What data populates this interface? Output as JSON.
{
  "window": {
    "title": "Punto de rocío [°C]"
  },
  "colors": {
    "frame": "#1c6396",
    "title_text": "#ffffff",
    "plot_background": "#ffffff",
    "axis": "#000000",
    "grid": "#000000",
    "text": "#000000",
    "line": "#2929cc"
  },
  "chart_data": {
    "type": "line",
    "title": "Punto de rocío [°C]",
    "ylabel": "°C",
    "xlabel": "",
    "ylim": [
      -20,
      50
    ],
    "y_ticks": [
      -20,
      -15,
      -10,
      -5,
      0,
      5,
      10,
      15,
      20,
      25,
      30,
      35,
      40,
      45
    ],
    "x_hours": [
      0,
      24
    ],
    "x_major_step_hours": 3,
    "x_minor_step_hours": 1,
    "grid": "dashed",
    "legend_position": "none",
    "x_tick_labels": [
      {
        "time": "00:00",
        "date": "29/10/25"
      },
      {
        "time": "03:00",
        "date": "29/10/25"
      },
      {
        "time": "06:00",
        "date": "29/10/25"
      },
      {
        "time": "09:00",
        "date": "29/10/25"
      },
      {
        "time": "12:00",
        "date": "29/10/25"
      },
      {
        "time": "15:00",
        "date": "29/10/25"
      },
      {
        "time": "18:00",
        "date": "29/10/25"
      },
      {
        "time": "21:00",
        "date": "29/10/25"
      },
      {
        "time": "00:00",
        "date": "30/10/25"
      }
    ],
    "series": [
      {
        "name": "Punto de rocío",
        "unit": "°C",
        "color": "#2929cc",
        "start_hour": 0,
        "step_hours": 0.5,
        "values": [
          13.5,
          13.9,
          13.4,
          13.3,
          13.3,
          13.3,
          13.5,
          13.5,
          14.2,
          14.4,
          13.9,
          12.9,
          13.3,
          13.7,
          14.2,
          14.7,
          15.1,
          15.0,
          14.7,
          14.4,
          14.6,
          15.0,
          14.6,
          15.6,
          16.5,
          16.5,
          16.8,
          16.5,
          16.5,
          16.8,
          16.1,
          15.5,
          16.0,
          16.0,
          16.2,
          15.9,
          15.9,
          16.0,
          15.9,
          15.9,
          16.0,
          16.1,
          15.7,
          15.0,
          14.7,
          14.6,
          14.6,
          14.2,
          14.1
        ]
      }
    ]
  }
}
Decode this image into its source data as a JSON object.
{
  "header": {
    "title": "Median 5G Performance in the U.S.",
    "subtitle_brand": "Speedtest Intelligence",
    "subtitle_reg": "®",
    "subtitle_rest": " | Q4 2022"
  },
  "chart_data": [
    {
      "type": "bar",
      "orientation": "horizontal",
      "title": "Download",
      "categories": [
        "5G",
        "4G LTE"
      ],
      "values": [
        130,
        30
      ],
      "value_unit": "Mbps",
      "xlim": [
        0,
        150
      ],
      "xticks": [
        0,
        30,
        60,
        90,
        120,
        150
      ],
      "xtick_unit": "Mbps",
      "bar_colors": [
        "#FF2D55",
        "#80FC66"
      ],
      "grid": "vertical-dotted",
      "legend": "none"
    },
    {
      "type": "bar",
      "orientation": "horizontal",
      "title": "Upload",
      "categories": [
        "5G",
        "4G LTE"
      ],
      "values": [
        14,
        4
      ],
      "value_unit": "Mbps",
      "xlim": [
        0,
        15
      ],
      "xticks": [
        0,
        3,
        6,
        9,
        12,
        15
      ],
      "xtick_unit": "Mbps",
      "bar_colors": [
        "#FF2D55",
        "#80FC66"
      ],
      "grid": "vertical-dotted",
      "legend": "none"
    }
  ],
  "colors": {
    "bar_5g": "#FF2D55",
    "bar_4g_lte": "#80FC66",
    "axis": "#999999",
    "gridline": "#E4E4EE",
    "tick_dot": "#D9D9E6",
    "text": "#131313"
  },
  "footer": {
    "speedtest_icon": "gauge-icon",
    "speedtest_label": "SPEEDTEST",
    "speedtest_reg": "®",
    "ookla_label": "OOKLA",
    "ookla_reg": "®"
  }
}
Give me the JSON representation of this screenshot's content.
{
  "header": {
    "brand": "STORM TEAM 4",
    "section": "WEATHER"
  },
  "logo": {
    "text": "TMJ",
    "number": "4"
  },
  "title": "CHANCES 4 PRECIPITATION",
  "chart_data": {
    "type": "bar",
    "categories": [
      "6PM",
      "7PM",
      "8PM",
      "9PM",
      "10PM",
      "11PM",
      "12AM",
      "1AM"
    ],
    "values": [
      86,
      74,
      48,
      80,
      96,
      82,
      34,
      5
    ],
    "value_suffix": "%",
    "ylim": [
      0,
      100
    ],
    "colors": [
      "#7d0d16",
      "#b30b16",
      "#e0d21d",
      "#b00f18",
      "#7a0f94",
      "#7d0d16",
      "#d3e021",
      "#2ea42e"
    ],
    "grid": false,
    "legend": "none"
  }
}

______

== DIRECTIVE ==
From the line containing "Give me the" to the last line of the material, please quote every line exactly and only those.

== FULL RESPONSE ==
Give me the JSON representation of this screenshot's content.
{
  "header": {
    "brand": "STORM TEAM 4",
    "section": "WEATHER"
  },
  "logo": {
    "text": "TMJ",
    "number": "4"
  },
  "title": "CHANCES 4 PRECIPITATION",
  "chart_data": {
    "type": "bar",
    "categories": [
      "6PM",
      "7PM",
      "8PM",
      "9PM",
      "10PM",
      "11PM",
      "12AM",
      "1AM"
    ],
    "values": [
      86,
      74,
      48,
      80,
      96,
      82,
      34,
      5
    ],
    "value_suffix": "%",
    "ylim": [
      0,
      100
    ],
    "colors": [
      "#7d0d16",
      "#b30b16",
      "#e0d21d",
      "#b00f18",
      "#7a0f94",
      "#7d0d16",
      "#d3e021",
      "#2ea42e"
    ],
    "grid": false,
    "legend": "none"
  }
}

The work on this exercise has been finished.